** Begin Records for processing **

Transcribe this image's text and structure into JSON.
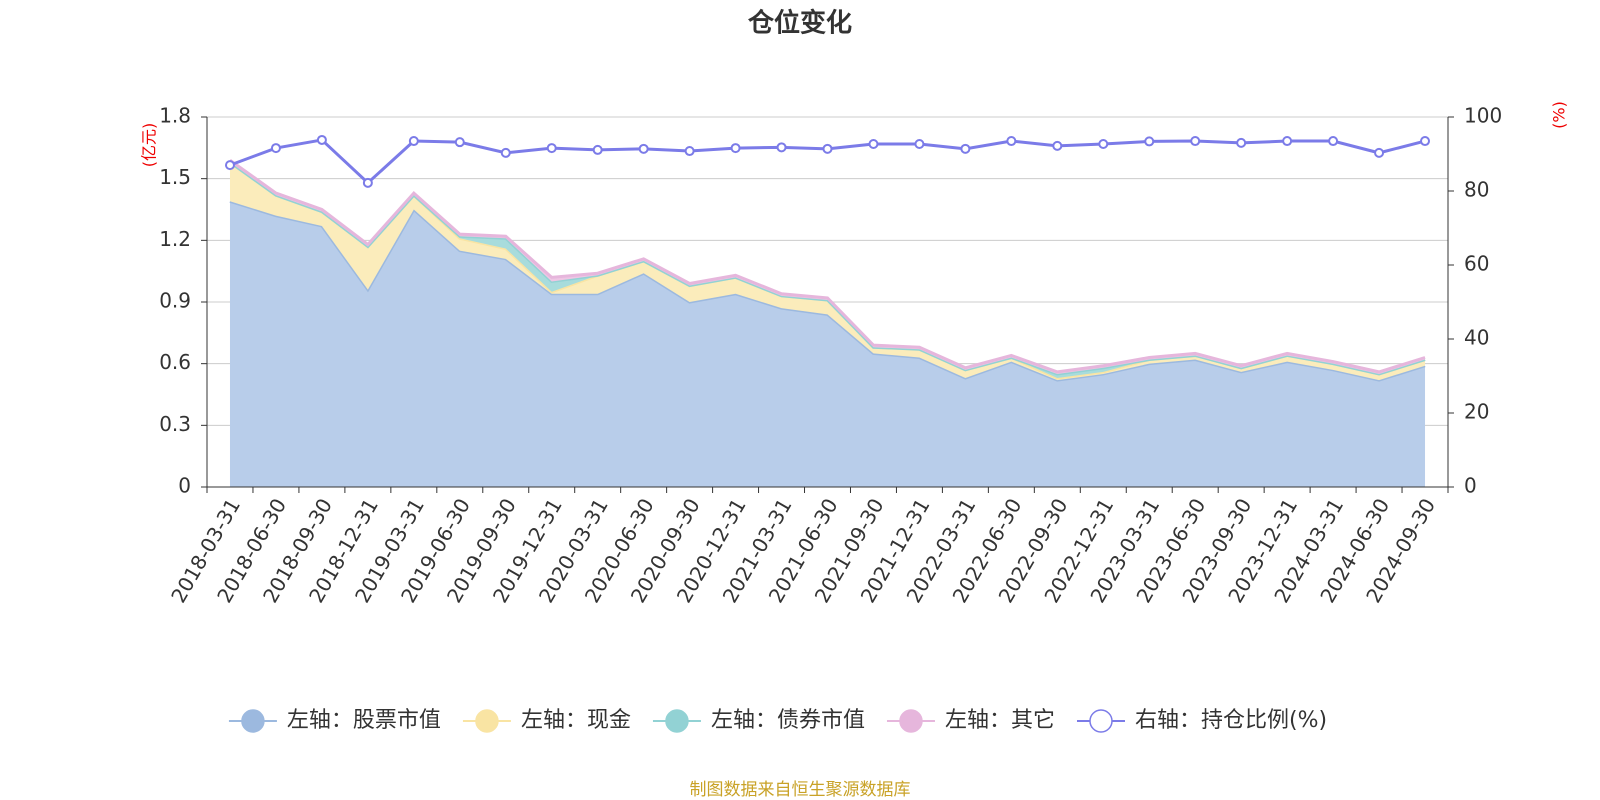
{
  "chart_data": {
    "type": "stacked-area-line",
    "title": "仓位变化",
    "y_label": "(亿元)",
    "y2_label": "(%)",
    "source": "制图数据来自恒生聚源数据库",
    "categories": [
      "2018-03-31",
      "2018-06-30",
      "2018-09-30",
      "2018-12-31",
      "2019-03-31",
      "2019-06-30",
      "2019-09-30",
      "2019-12-31",
      "2020-03-31",
      "2020-06-30",
      "2020-09-30",
      "2020-12-31",
      "2021-03-31",
      "2021-06-30",
      "2021-09-30",
      "2021-12-31",
      "2022-03-31",
      "2022-06-30",
      "2022-09-30",
      "2022-12-31",
      "2023-03-31",
      "2023-06-30",
      "2023-09-30",
      "2023-12-31",
      "2024-03-31",
      "2024-06-30",
      "2024-09-30"
    ],
    "series": [
      {
        "name": "左轴：股票市值",
        "color": "#9cb9df",
        "fill": "#b8cdea",
        "values": [
          1.39,
          1.32,
          1.27,
          0.96,
          1.35,
          1.15,
          1.11,
          0.94,
          0.94,
          1.04,
          0.9,
          0.94,
          0.87,
          0.84,
          0.65,
          0.63,
          0.53,
          0.61,
          0.52,
          0.55,
          0.6,
          0.62,
          0.56,
          0.61,
          0.57,
          0.52,
          0.59
        ]
      },
      {
        "name": "左轴：现金",
        "color": "#f9e4a3",
        "fill": "#fbecbb",
        "values": [
          0.19,
          0.1,
          0.07,
          0.21,
          0.07,
          0.06,
          0.05,
          0.01,
          0.09,
          0.06,
          0.08,
          0.08,
          0.06,
          0.07,
          0.03,
          0.04,
          0.04,
          0.02,
          0.01,
          0.01,
          0.02,
          0.02,
          0.02,
          0.03,
          0.03,
          0.03,
          0.03
        ]
      },
      {
        "name": "左轴：债券市值",
        "color": "#92d2d4",
        "fill": "#a8dcdc",
        "values": [
          0,
          0,
          0,
          0,
          0,
          0.01,
          0.05,
          0.05,
          0,
          0,
          0,
          0,
          0,
          0,
          0,
          0,
          0,
          0,
          0.02,
          0.02,
          0,
          0,
          0,
          0,
          0,
          0,
          0
        ]
      },
      {
        "name": "左轴：其它",
        "color": "#e6b6dc",
        "fill": "#eec6e4",
        "values": [
          0.01,
          0.01,
          0.01,
          0.01,
          0.01,
          0.01,
          0.01,
          0.02,
          0.01,
          0.01,
          0.01,
          0.01,
          0.01,
          0.01,
          0.01,
          0.01,
          0.01,
          0.01,
          0.01,
          0.01,
          0.01,
          0.01,
          0.01,
          0.01,
          0.01,
          0.01,
          0.01
        ]
      },
      {
        "name": "右轴：持仓比例(%)",
        "color": "#7b7be8",
        "axis": "y2",
        "values": [
          87.0,
          91.6,
          93.8,
          82.2,
          93.5,
          93.2,
          90.3,
          91.6,
          91.1,
          91.4,
          90.8,
          91.6,
          91.8,
          91.4,
          92.7,
          92.7,
          91.4,
          93.5,
          92.2,
          92.7,
          93.4,
          93.5,
          93.0,
          93.5,
          93.5,
          90.3,
          93.5
        ]
      }
    ],
    "ylim": [
      0,
      1.8
    ],
    "yticks": [
      0,
      0.3,
      0.6,
      0.9,
      1.2,
      1.5,
      1.8
    ],
    "y2lim": [
      0,
      100
    ],
    "y2ticks": [
      0,
      20,
      40,
      60,
      80,
      100
    ],
    "grid": true
  }
}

** End Records for processing **

Do not copy the pictures, but repeat every line exactly.

Final result:
Transcribe this image's text and structure into JSON.
{
  "chart_data": {
    "type": "stacked-area-line",
    "title": "仓位变化",
    "y_label": "(亿元)",
    "y2_label": "(%)",
    "source": "制图数据来自恒生聚源数据库",
    "categories": [
      "2018-03-31",
      "2018-06-30",
      "2018-09-30",
      "2018-12-31",
      "2019-03-31",
      "2019-06-30",
      "2019-09-30",
      "2019-12-31",
      "2020-03-31",
      "2020-06-30",
      "2020-09-30",
      "2020-12-31",
      "2021-03-31",
      "2021-06-30",
      "2021-09-30",
      "2021-12-31",
      "2022-03-31",
      "2022-06-30",
      "2022-09-30",
      "2022-12-31",
      "2023-03-31",
      "2023-06-30",
      "2023-09-30",
      "2023-12-31",
      "2024-03-31",
      "2024-06-30",
      "2024-09-30"
    ],
    "series": [
      {
        "name": "左轴：股票市值",
        "color": "#9cb9df",
        "fill": "#b8cdea",
        "values": [
          1.39,
          1.32,
          1.27,
          0.96,
          1.35,
          1.15,
          1.11,
          0.94,
          0.94,
          1.04,
          0.9,
          0.94,
          0.87,
          0.84,
          0.65,
          0.63,
          0.53,
          0.61,
          0.52,
          0.55,
          0.6,
          0.62,
          0.56,
          0.61,
          0.57,
          0.52,
          0.59
        ]
      },
      {
        "name": "左轴：现金",
        "color": "#f9e4a3",
        "fill": "#fbecbb",
        "values": [
          0.19,
          0.1,
          0.07,
          0.21,
          0.07,
          0.06,
          0.05,
          0.01,
          0.09,
          0.06,
          0.08,
          0.08,
          0.06,
          0.07,
          0.03,
          0.04,
          0.04,
          0.02,
          0.01,
          0.01,
          0.02,
          0.02,
          0.02,
          0.03,
          0.03,
          0.03,
          0.03
        ]
      },
      {
        "name": "左轴：债券市值",
        "color": "#92d2d4",
        "fill": "#a8dcdc",
        "values": [
          0,
          0,
          0,
          0,
          0,
          0.01,
          0.05,
          0.05,
          0,
          0,
          0,
          0,
          0,
          0,
          0,
          0,
          0,
          0,
          0.02,
          0.02,
          0,
          0,
          0,
          0,
          0,
          0,
          0
        ]
      },
      {
        "name": "左轴：其它",
        "color": "#e6b6dc",
        "fill": "#eec6e4",
        "values": [
          0.01,
          0.01,
          0.01,
          0.01,
          0.01,
          0.01,
          0.01,
          0.02,
          0.01,
          0.01,
          0.01,
          0.01,
          0.01,
          0.01,
          0.01,
          0.01,
          0.01,
          0.01,
          0.01,
          0.01,
          0.01,
          0.01,
          0.01,
          0.01,
          0.01,
          0.01,
          0.01
        ]
      },
      {
        "name": "右轴：持仓比例(%)",
        "color": "#7b7be8",
        "axis": "y2",
        "values": [
          87.0,
          91.6,
          93.8,
          82.2,
          93.5,
          93.2,
          90.3,
          91.6,
          91.1,
          91.4,
          90.8,
          91.6,
          91.8,
          91.4,
          92.7,
          92.7,
          91.4,
          93.5,
          92.2,
          92.7,
          93.4,
          93.5,
          93.0,
          93.5,
          93.5,
          90.3,
          93.5
        ]
      }
    ],
    "ylim": [
      0,
      1.8
    ],
    "yticks": [
      0,
      0.3,
      0.6,
      0.9,
      1.2,
      1.5,
      1.8
    ],
    "y2lim": [
      0,
      100
    ],
    "y2ticks": [
      0,
      20,
      40,
      60,
      80,
      100
    ],
    "grid": true
  }
}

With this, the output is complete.